[Recorded data]
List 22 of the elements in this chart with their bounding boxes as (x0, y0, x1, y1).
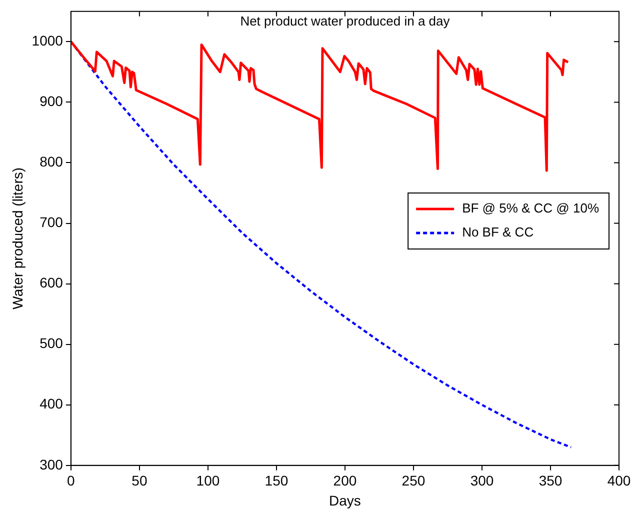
x-axis-title: Days (329, 492, 361, 508)
x-tick-label: 50 (132, 472, 148, 489)
x-tick-label: 400 (607, 472, 631, 489)
x-tick-label: 100 (196, 472, 220, 489)
legend-label: No BF & CC (462, 224, 534, 240)
y-tick-label: 600 (40, 274, 64, 291)
chart-title: Net product water produced in a day (240, 13, 450, 28)
y-tick-label: 800 (40, 154, 64, 170)
y-tick-label: 300 (40, 456, 64, 472)
y-tick-label: 700 (40, 214, 64, 230)
y-axis-title: Water produced (liters) (9, 167, 26, 310)
x-tick-label: 200 (333, 472, 357, 489)
y-tick-label: 500 (40, 335, 64, 352)
legend-label: BF @ 5% & CC @ 10% (462, 200, 600, 216)
y-tick-label: 400 (40, 396, 64, 412)
x-tick-label: 300 (470, 472, 494, 489)
x-tick-label: 0 (67, 472, 76, 489)
x-tick-label: 250 (402, 472, 426, 489)
y-tick-label: 1000 (32, 32, 64, 49)
x-tick-label: 150 (264, 472, 288, 489)
x-tick-label: 350 (538, 472, 562, 489)
y-tick-label: 900 (40, 93, 64, 110)
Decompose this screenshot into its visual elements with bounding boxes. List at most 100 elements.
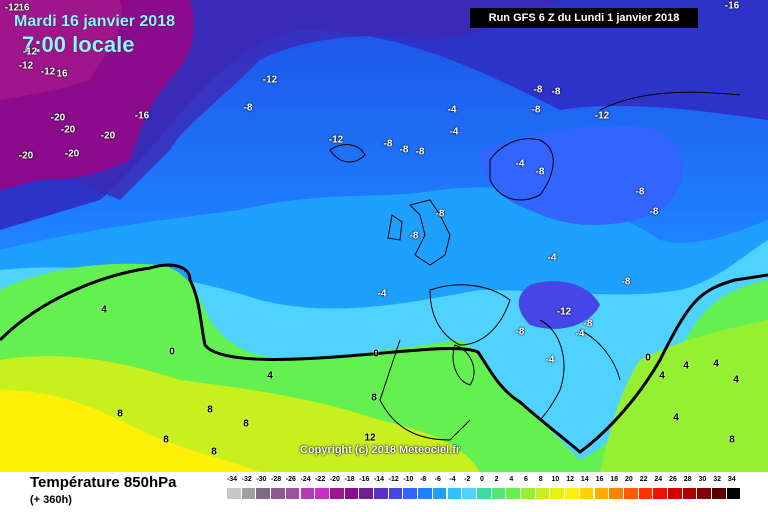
- contour-label: -12: [22, 46, 38, 58]
- scale-swatch: [417, 488, 432, 499]
- contour-label: -20: [100, 130, 116, 142]
- contour-label: -4: [547, 252, 557, 264]
- run-info: Run GFS 6 Z du Lundi 1 janvier 2018: [470, 8, 698, 28]
- scale-swatch: [255, 488, 271, 499]
- contour-label: -8: [531, 104, 541, 116]
- scale-tick-label: 10: [551, 476, 560, 483]
- scale-swatch: [490, 488, 506, 499]
- scale-tick-label: -22: [315, 476, 326, 483]
- contour-label: 0: [645, 352, 651, 364]
- scale-tick-label: -18: [344, 476, 355, 483]
- scale-swatch: [431, 488, 447, 499]
- contour-label: 8: [243, 418, 249, 430]
- contour-label: -8: [535, 166, 545, 178]
- contour-label: -8: [409, 230, 419, 242]
- scale-swatch: [240, 488, 256, 499]
- scale-swatch: [549, 488, 565, 499]
- scale-tick-label: 28: [683, 476, 692, 483]
- scale-tick-label: 12: [566, 476, 574, 483]
- temperature-map: [0, 0, 768, 472]
- scale-swatch: [328, 488, 344, 499]
- east-warm-field: [600, 320, 768, 472]
- scale-tick-label: -32: [241, 476, 252, 483]
- scale-swatch: [681, 488, 697, 499]
- contour-label: 8: [729, 434, 735, 446]
- contour-label: 0: [373, 348, 379, 360]
- contour-label: -12: [262, 74, 278, 86]
- scale-swatch: [711, 488, 726, 499]
- scale-swatch: [343, 488, 359, 499]
- contour-label: 4: [733, 374, 739, 386]
- scale-tick-label: 6: [524, 476, 528, 483]
- contour-label: -8: [583, 318, 593, 330]
- scale-swatch: [387, 488, 403, 499]
- contour-label: -8: [415, 146, 425, 158]
- contour-label: -12: [594, 110, 610, 122]
- scale-tick-label: 34: [727, 476, 736, 483]
- contour-label: 4: [683, 360, 689, 372]
- scale-swatch: [226, 488, 241, 499]
- contour-label: -4: [515, 158, 525, 170]
- contour-label: -8: [515, 326, 525, 338]
- warmest-field: [0, 390, 260, 472]
- scale-swatch: [534, 488, 550, 499]
- contour-label: 4: [659, 370, 665, 382]
- scale-tick-label: 26: [669, 476, 677, 483]
- contour-label: -4: [545, 354, 555, 366]
- scale-swatch: [314, 488, 329, 499]
- scale-tick-label: 32: [713, 476, 721, 483]
- contour-label: 12: [364, 432, 376, 444]
- contour-label: -12: [40, 66, 56, 78]
- footer: Température 850hPa (+ 360h) -34 -32 -30 -28…: [0, 472, 768, 512]
- scale-tick-label: 4: [509, 476, 514, 483]
- contour-label: -8: [635, 186, 645, 198]
- scale-tick-label: 16: [595, 476, 604, 483]
- contour-label: -8: [649, 206, 659, 218]
- contour-label: 4: [713, 358, 719, 370]
- scale-swatch: [402, 488, 418, 499]
- scale-tick-label: 2: [494, 476, 499, 483]
- parameter-title: Température 850hPa: [30, 474, 177, 491]
- contour-label: 8: [117, 408, 123, 420]
- scale-tick-label: -4: [449, 476, 456, 483]
- scale-swatch: [637, 488, 653, 499]
- scale-tick-label: 30: [698, 476, 707, 483]
- scale-swatch: [299, 488, 315, 499]
- contour-label: -12: [4, 2, 20, 14]
- scale-tick-label: -14: [373, 476, 385, 483]
- scale-tick-label: 20: [624, 476, 633, 483]
- scale-swatch: [622, 488, 638, 499]
- alps-cold: [518, 281, 600, 329]
- scale-swatch: [520, 488, 535, 499]
- contour-label: -8: [435, 208, 445, 220]
- scale-swatch: [725, 488, 741, 499]
- scale-swatch: [270, 488, 285, 499]
- contour-label: -12: [18, 60, 34, 72]
- scale-swatch: [284, 488, 300, 499]
- contour-label: -8: [551, 86, 561, 98]
- contour-label: 8: [163, 434, 169, 446]
- scale-swatch: [373, 488, 388, 499]
- map-canvas: [0, 0, 768, 472]
- contour-label: -4: [575, 328, 585, 340]
- contour-label: -8: [243, 102, 253, 114]
- scale-swatch: [475, 488, 491, 499]
- zero-isotherm: [0, 263, 768, 454]
- contour-label: 4: [267, 370, 273, 382]
- scale-swatch: [593, 488, 609, 499]
- contour-label: 8: [211, 446, 217, 458]
- contour-label: 16: [18, 2, 30, 14]
- scale-swatch: [667, 488, 682, 499]
- scale-tick-label: -6: [434, 476, 441, 483]
- contour-label: 16: [56, 68, 68, 80]
- contour-label: -8: [533, 84, 543, 96]
- scale-tick-label: -2: [464, 476, 471, 483]
- scale-swatch: [505, 488, 520, 499]
- scale-tick-label: -16: [359, 476, 370, 483]
- scale-tick-label: -12: [388, 476, 399, 483]
- contour-label: -12: [556, 306, 572, 318]
- contour-label: -12: [328, 134, 344, 146]
- scale-tick-label: -30: [256, 476, 267, 483]
- contour-label: -8: [399, 144, 409, 156]
- contour-label: -20: [18, 150, 34, 162]
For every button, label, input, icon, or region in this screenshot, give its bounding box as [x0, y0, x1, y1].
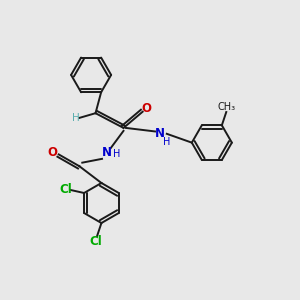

▶ **PROMPT**
Copy out the lines from the one containing "- contour-label: -12: [22, 46, 38, 58]" through the one containing "- temperature-map: [0, 0, 768, 472]", including both, with no changes.

▶ **REPLY TO THE EXERCISE**
- contour-label: -12: [22, 46, 38, 58]
- scale-swatch: [417, 488, 432, 499]
- contour-label: -20: [100, 130, 116, 142]
- contour-label: -4: [547, 252, 557, 264]
- run-info: Run GFS 6 Z du Lundi 1 janvier 2018: [470, 8, 698, 28]
- scale-swatch: [255, 488, 271, 499]
- contour-label: -8: [531, 104, 541, 116]
- scale-tick-label: 10: [551, 476, 560, 483]
- scale-swatch: [490, 488, 506, 499]
- scale-tick-label: -22: [315, 476, 326, 483]
- contour-label: 0: [645, 352, 651, 364]
- scale-tick-label: -18: [344, 476, 355, 483]
- scale-swatch: [431, 488, 447, 499]
- contour-label: 8: [243, 418, 249, 430]
- contour-label: -8: [535, 166, 545, 178]
- contour-label: -8: [409, 230, 419, 242]
- scale-swatch: [240, 488, 256, 499]
- scale-swatch: [549, 488, 565, 499]
- scale-tick-label: 28: [683, 476, 692, 483]
- scale-tick-label: 12: [566, 476, 574, 483]
- temperature-map: [0, 0, 768, 472]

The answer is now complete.